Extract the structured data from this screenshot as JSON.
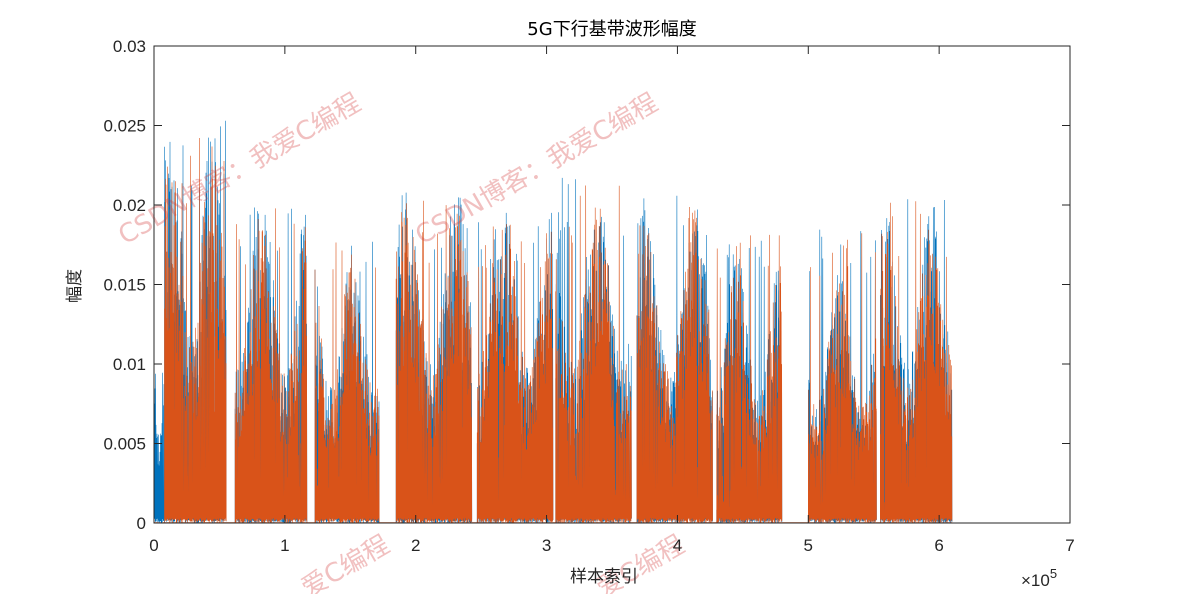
{
  "chart_data": {
    "type": "line",
    "title": "5G下行基带波形幅度",
    "xlabel": "样本索引",
    "ylabel": "幅度",
    "x_exponent_label": "×10",
    "x_exponent_power": "5",
    "xlim": [
      0,
      7
    ],
    "ylim": [
      0,
      0.03
    ],
    "x_ticks": [
      0,
      1,
      2,
      3,
      4,
      5,
      6,
      7
    ],
    "x_tick_labels": [
      "0",
      "1",
      "2",
      "3",
      "4",
      "5",
      "6",
      "7"
    ],
    "y_ticks": [
      0,
      0.005,
      0.01,
      0.015,
      0.02,
      0.025,
      0.03
    ],
    "y_tick_labels": [
      "0",
      "0.005",
      "0.01",
      "0.015",
      "0.02",
      "0.025",
      "0.03"
    ],
    "grid": false,
    "series": [
      {
        "color": "#0072BD"
      },
      {
        "color": "#D95319"
      }
    ],
    "segments": [
      {
        "x_start": 0.0,
        "x_end": 0.08,
        "peak": 0.0105,
        "level": 0.008,
        "blue_only": true
      },
      {
        "x_start": 0.08,
        "x_end": 0.55,
        "peak": 0.0255,
        "level": 0.019
      },
      {
        "x_start": 0.62,
        "x_end": 1.17,
        "peak": 0.0205,
        "level": 0.0155
      },
      {
        "x_start": 1.23,
        "x_end": 1.72,
        "peak": 0.0185,
        "level": 0.0135
      },
      {
        "x_start": 1.85,
        "x_end": 2.43,
        "peak": 0.021,
        "level": 0.016
      },
      {
        "x_start": 2.47,
        "x_end": 3.05,
        "peak": 0.0195,
        "level": 0.0155
      },
      {
        "x_start": 3.07,
        "x_end": 3.65,
        "peak": 0.022,
        "level": 0.016
      },
      {
        "x_start": 3.69,
        "x_end": 4.27,
        "peak": 0.021,
        "level": 0.0155
      },
      {
        "x_start": 4.3,
        "x_end": 4.8,
        "peak": 0.019,
        "level": 0.013
      },
      {
        "x_start": 5.0,
        "x_end": 5.52,
        "peak": 0.019,
        "level": 0.012
      },
      {
        "x_start": 5.55,
        "x_end": 6.1,
        "peak": 0.021,
        "level": 0.0155
      }
    ]
  },
  "watermarks": {
    "full_text": "CSDN博客：我爱C编程",
    "partial_text": "爱C编程"
  }
}
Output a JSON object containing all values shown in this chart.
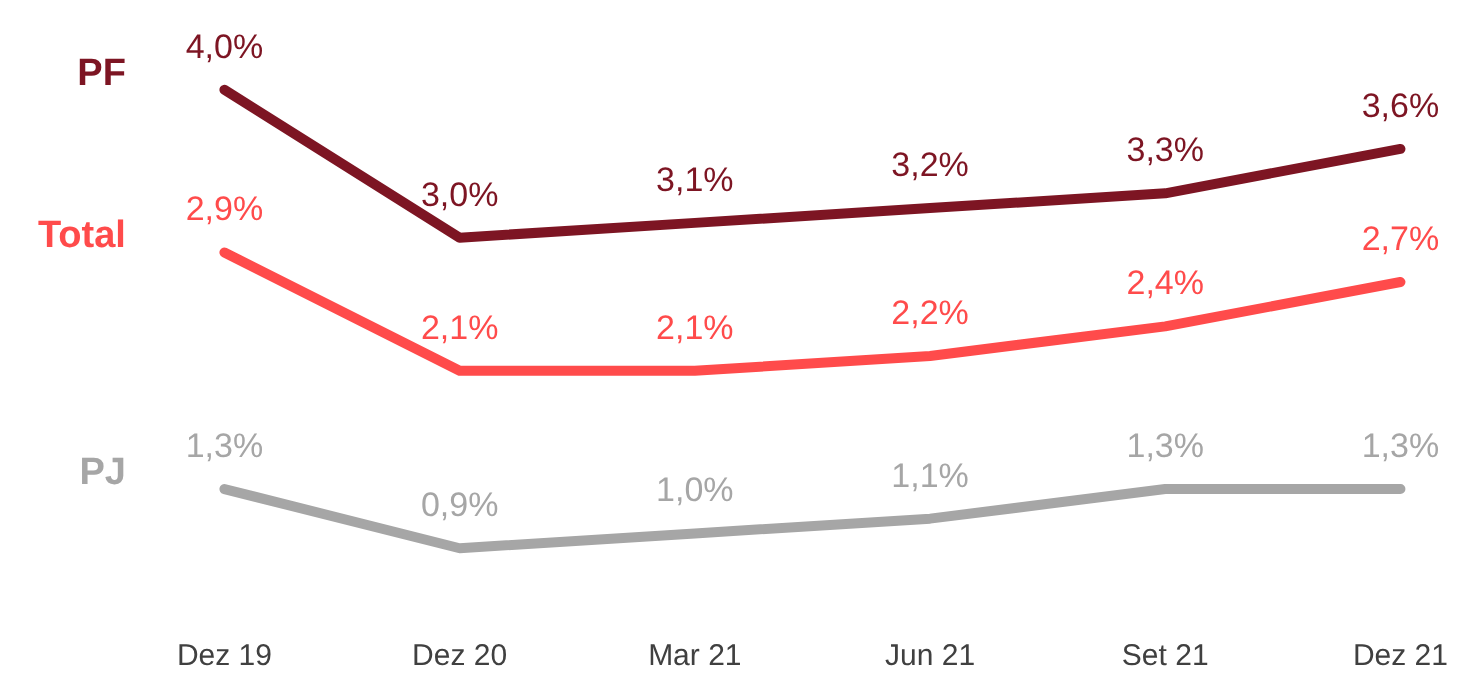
{
  "chart_data": {
    "type": "line",
    "categories": [
      "Dez 19",
      "Dez 20",
      "Mar 21",
      "Jun 21",
      "Set 21",
      "Dez 21"
    ],
    "series": [
      {
        "name": "PF",
        "color": "#7d1523",
        "values": [
          4.0,
          3.0,
          3.1,
          3.2,
          3.3,
          3.6
        ],
        "value_labels": [
          "4,0%",
          "3,0%",
          "3,1%",
          "3,2%",
          "3,3%",
          "3,6%"
        ]
      },
      {
        "name": "Total",
        "color": "#ff4b4b",
        "values": [
          2.9,
          2.1,
          2.1,
          2.2,
          2.4,
          2.7
        ],
        "value_labels": [
          "2,9%",
          "2,1%",
          "2,1%",
          "2,2%",
          "2,4%",
          "2,7%"
        ]
      },
      {
        "name": "PJ",
        "color": "#a6a6a6",
        "values": [
          1.3,
          0.9,
          1.0,
          1.1,
          1.3,
          1.3
        ],
        "value_labels": [
          "1,3%",
          "0,9%",
          "1,0%",
          "1,1%",
          "1,3%",
          "1,3%"
        ]
      }
    ],
    "tick_labels": "x",
    "grid": false,
    "marker": "none",
    "line_style": "solid"
  }
}
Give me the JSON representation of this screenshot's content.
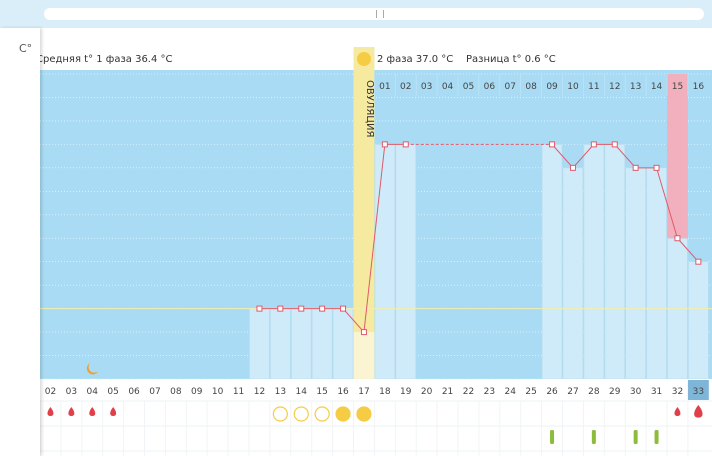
{
  "header": {
    "phase1_label": "Средняя t° 1 фаза",
    "phase1_value": "36.4 °C",
    "phase2_label": "2 фаза",
    "phase2_value": "37.0 °C",
    "diff_label": "Разница t°",
    "diff_value": "0.6 °C",
    "ovulation_label": "ОВУЛЯЦИЯ",
    "unit": "C°"
  },
  "colors": {
    "bg_blue": "#a9dcf4",
    "bar_fill": "#cfeaf8",
    "line": "#e05a6a",
    "ovulation": "#f6eaa1",
    "highlight_day": "#f2b0be",
    "drop": "#e0404a",
    "circle_yellow": "#f6cc45",
    "green_mark": "#8cbc3c"
  },
  "chart_data": {
    "type": "line",
    "ylim": [
      36.1,
      37.4
    ],
    "yticks": [
      "37.4",
      "37.3",
      "37.2",
      "37.1",
      "37.0",
      "36.9",
      "36.8",
      "36.7",
      "36.6",
      "36.5",
      "36.4",
      "36.3",
      "36.2",
      "36.1"
    ],
    "cycle_days": [
      "02",
      "03",
      "04",
      "05",
      "06",
      "07",
      "08",
      "09",
      "10",
      "11",
      "12",
      "13",
      "14",
      "15",
      "16",
      "17",
      "18",
      "19",
      "20",
      "21",
      "22",
      "23",
      "24",
      "25",
      "26",
      "27",
      "28",
      "29",
      "30",
      "31",
      "32",
      "33"
    ],
    "phase2_days": [
      "01",
      "02",
      "03",
      "04",
      "05",
      "06",
      "07",
      "08",
      "09",
      "10",
      "11",
      "12",
      "13",
      "14",
      "15",
      "16"
    ],
    "temps": [
      {
        "day": "12",
        "value": 36.4
      },
      {
        "day": "13",
        "value": 36.4
      },
      {
        "day": "14",
        "value": 36.4
      },
      {
        "day": "15",
        "value": 36.4
      },
      {
        "day": "16",
        "value": 36.4
      },
      {
        "day": "17",
        "value": 36.3
      },
      {
        "day": "18",
        "value": 37.1
      },
      {
        "day": "19",
        "value": 37.1
      },
      {
        "day": "26",
        "value": 37.1
      },
      {
        "day": "27",
        "value": 37.0
      },
      {
        "day": "28",
        "value": 37.1
      },
      {
        "day": "29",
        "value": 37.1
      },
      {
        "day": "30",
        "value": 37.0
      },
      {
        "day": "31",
        "value": 37.0
      },
      {
        "day": "32",
        "value": 36.7
      },
      {
        "day": "33",
        "value": 36.6
      }
    ],
    "coverline": 36.4,
    "ovulation_day": "17",
    "highlight_day": "32",
    "today": "33",
    "menstruation_days": [
      "02",
      "03",
      "04",
      "05",
      "32",
      "33"
    ],
    "circle_days": [
      {
        "day": "13",
        "type": "empty"
      },
      {
        "day": "14",
        "type": "empty"
      },
      {
        "day": "15",
        "type": "empty"
      },
      {
        "day": "16",
        "type": "filled"
      },
      {
        "day": "17",
        "type": "filled"
      }
    ],
    "green_days": [
      "26",
      "28",
      "30",
      "31"
    ],
    "moon_day": "04"
  }
}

**SET EXERCISE**: Exclude the pictures and transcribe all of the entries exactly.

**EXERCISE RESPONSE**:
Extract the structured data from this screenshot as JSON.
{
  "chart_data": {
    "type": "line",
    "title": "5G下行基带波形幅度",
    "xlabel": "样本索引",
    "ylabel": "幅度",
    "x_exponent_label": "×10",
    "x_exponent_power": "5",
    "xlim": [
      0,
      7
    ],
    "ylim": [
      0,
      0.03
    ],
    "x_ticks": [
      0,
      1,
      2,
      3,
      4,
      5,
      6,
      7
    ],
    "x_tick_labels": [
      "0",
      "1",
      "2",
      "3",
      "4",
      "5",
      "6",
      "7"
    ],
    "y_ticks": [
      0,
      0.005,
      0.01,
      0.015,
      0.02,
      0.025,
      0.03
    ],
    "y_tick_labels": [
      "0",
      "0.005",
      "0.01",
      "0.015",
      "0.02",
      "0.025",
      "0.03"
    ],
    "grid": false,
    "series": [
      {
        "color": "#0072BD"
      },
      {
        "color": "#D95319"
      }
    ],
    "segments": [
      {
        "x_start": 0.0,
        "x_end": 0.08,
        "peak": 0.0105,
        "level": 0.008,
        "blue_only": true
      },
      {
        "x_start": 0.08,
        "x_end": 0.55,
        "peak": 0.0255,
        "level": 0.019
      },
      {
        "x_start": 0.62,
        "x_end": 1.17,
        "peak": 0.0205,
        "level": 0.0155
      },
      {
        "x_start": 1.23,
        "x_end": 1.72,
        "peak": 0.0185,
        "level": 0.0135
      },
      {
        "x_start": 1.85,
        "x_end": 2.43,
        "peak": 0.021,
        "level": 0.016
      },
      {
        "x_start": 2.47,
        "x_end": 3.05,
        "peak": 0.0195,
        "level": 0.0155
      },
      {
        "x_start": 3.07,
        "x_end": 3.65,
        "peak": 0.022,
        "level": 0.016
      },
      {
        "x_start": 3.69,
        "x_end": 4.27,
        "peak": 0.021,
        "level": 0.0155
      },
      {
        "x_start": 4.3,
        "x_end": 4.8,
        "peak": 0.019,
        "level": 0.013
      },
      {
        "x_start": 5.0,
        "x_end": 5.52,
        "peak": 0.019,
        "level": 0.012
      },
      {
        "x_start": 5.55,
        "x_end": 6.1,
        "peak": 0.021,
        "level": 0.0155
      }
    ]
  },
  "watermarks": {
    "full_text": "CSDN博客：我爱C编程",
    "partial_text": "爱C编程"
  }
}
Output a JSON object containing all values shown in this chart.
{
  "chart_data": {
    "type": "line",
    "categories": [
      "Dez 19",
      "Dez 20",
      "Mar 21",
      "Jun 21",
      "Set 21",
      "Dez 21"
    ],
    "series": [
      {
        "name": "PF",
        "color": "#7d1523",
        "values": [
          4.0,
          3.0,
          3.1,
          3.2,
          3.3,
          3.6
        ],
        "value_labels": [
          "4,0%",
          "3,0%",
          "3,1%",
          "3,2%",
          "3,3%",
          "3,6%"
        ]
      },
      {
        "name": "Total",
        "color": "#ff4b4b",
        "values": [
          2.9,
          2.1,
          2.1,
          2.2,
          2.4,
          2.7
        ],
        "value_labels": [
          "2,9%",
          "2,1%",
          "2,1%",
          "2,2%",
          "2,4%",
          "2,7%"
        ]
      },
      {
        "name": "PJ",
        "color": "#a6a6a6",
        "values": [
          1.3,
          0.9,
          1.0,
          1.1,
          1.3,
          1.3
        ],
        "value_labels": [
          "1,3%",
          "0,9%",
          "1,0%",
          "1,1%",
          "1,3%",
          "1,3%"
        ]
      }
    ],
    "tick_labels": "x",
    "grid": false,
    "marker": "none",
    "line_style": "solid"
  }
}
Give me the JSON representation of this screenshot's content.
{
  "header": {
    "phase1_label": "Средняя t° 1 фаза",
    "phase1_value": "36.4 °C",
    "phase2_label": "2 фаза",
    "phase2_value": "37.0 °C",
    "diff_label": "Разница t°",
    "diff_value": "0.6 °C",
    "ovulation_label": "ОВУЛЯЦИЯ",
    "unit": "C°"
  },
  "colors": {
    "bg_blue": "#a9dcf4",
    "bar_fill": "#cfeaf8",
    "line": "#e05a6a",
    "ovulation": "#f6eaa1",
    "highlight_day": "#f2b0be",
    "drop": "#e0404a",
    "circle_yellow": "#f6cc45",
    "green_mark": "#8cbc3c"
  },
  "chart_data": {
    "type": "line",
    "ylim": [
      36.1,
      37.4
    ],
    "yticks": [
      "37.4",
      "37.3",
      "37.2",
      "37.1",
      "37.0",
      "36.9",
      "36.8",
      "36.7",
      "36.6",
      "36.5",
      "36.4",
      "36.3",
      "36.2",
      "36.1"
    ],
    "cycle_days": [
      "02",
      "03",
      "04",
      "05",
      "06",
      "07",
      "08",
      "09",
      "10",
      "11",
      "12",
      "13",
      "14",
      "15",
      "16",
      "17",
      "18",
      "19",
      "20",
      "21",
      "22",
      "23",
      "24",
      "25",
      "26",
      "27",
      "28",
      "29",
      "30",
      "31",
      "32",
      "33"
    ],
    "phase2_days": [
      "01",
      "02",
      "03",
      "04",
      "05",
      "06",
      "07",
      "08",
      "09",
      "10",
      "11",
      "12",
      "13",
      "14",
      "15",
      "16"
    ],
    "temps": [
      {
        "day": "12",
        "value": 36.4
      },
      {
        "day": "13",
        "value": 36.4
      },
      {
        "day": "14",
        "value": 36.4
      },
      {
        "day": "15",
        "value": 36.4
      },
      {
        "day": "16",
        "value": 36.4
      },
      {
        "day": "17",
        "value": 36.3
      },
      {
        "day": "18",
        "value": 37.1
      },
      {
        "day": "19",
        "value": 37.1
      },
      {
        "day": "26",
        "value": 37.1
      },
      {
        "day": "27",
        "value": 37.0
      },
      {
        "day": "28",
        "value": 37.1
      },
      {
        "day": "29",
        "value": 37.1
      },
      {
        "day": "30",
        "value": 37.0
      },
      {
        "day": "31",
        "value": 37.0
      },
      {
        "day": "32",
        "value": 36.7
      },
      {
        "day": "33",
        "value": 36.6
      }
    ],
    "coverline": 36.4,
    "ovulation_day": "17",
    "highlight_day": "32",
    "today": "33",
    "menstruation_days": [
      "02",
      "03",
      "04",
      "05",
      "32",
      "33"
    ],
    "circle_days": [
      {
        "day": "13",
        "type": "empty"
      },
      {
        "day": "14",
        "type": "empty"
      },
      {
        "day": "15",
        "type": "empty"
      },
      {
        "day": "16",
        "type": "filled"
      },
      {
        "day": "17",
        "type": "filled"
      }
    ],
    "green_days": [
      "26",
      "28",
      "30",
      "31"
    ],
    "moon_day": "04"
  }
}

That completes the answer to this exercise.